↓↓↓

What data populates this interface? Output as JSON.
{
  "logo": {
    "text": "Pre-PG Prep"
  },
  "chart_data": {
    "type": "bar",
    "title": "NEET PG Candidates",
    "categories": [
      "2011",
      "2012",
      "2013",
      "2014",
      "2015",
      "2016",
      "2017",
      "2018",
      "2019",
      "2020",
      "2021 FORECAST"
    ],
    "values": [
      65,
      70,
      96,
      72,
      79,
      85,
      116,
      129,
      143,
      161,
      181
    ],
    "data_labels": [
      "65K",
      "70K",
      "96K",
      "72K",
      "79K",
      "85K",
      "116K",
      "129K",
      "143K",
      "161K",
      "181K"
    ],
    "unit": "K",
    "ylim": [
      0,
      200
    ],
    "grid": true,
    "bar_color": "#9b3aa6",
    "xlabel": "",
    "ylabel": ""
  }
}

↑↑↑

OBJECTIVE> Print the records above exactly as they appear.

TASK OUTPUT>
What data populates this interface? Output as JSON.
{
  "logo": {
    "text": "Pre-PG Prep"
  },
  "chart_data": {
    "type": "bar",
    "title": "NEET PG Candidates",
    "categories": [
      "2011",
      "2012",
      "2013",
      "2014",
      "2015",
      "2016",
      "2017",
      "2018",
      "2019",
      "2020",
      "2021 FORECAST"
    ],
    "values": [
      65,
      70,
      96,
      72,
      79,
      85,
      116,
      129,
      143,
      161,
      181
    ],
    "data_labels": [
      "65K",
      "70K",
      "96K",
      "72K",
      "79K",
      "85K",
      "116K",
      "129K",
      "143K",
      "161K",
      "181K"
    ],
    "unit": "K",
    "ylim": [
      0,
      200
    ],
    "grid": true,
    "bar_color": "#9b3aa6",
    "xlabel": "",
    "ylabel": ""
  }
}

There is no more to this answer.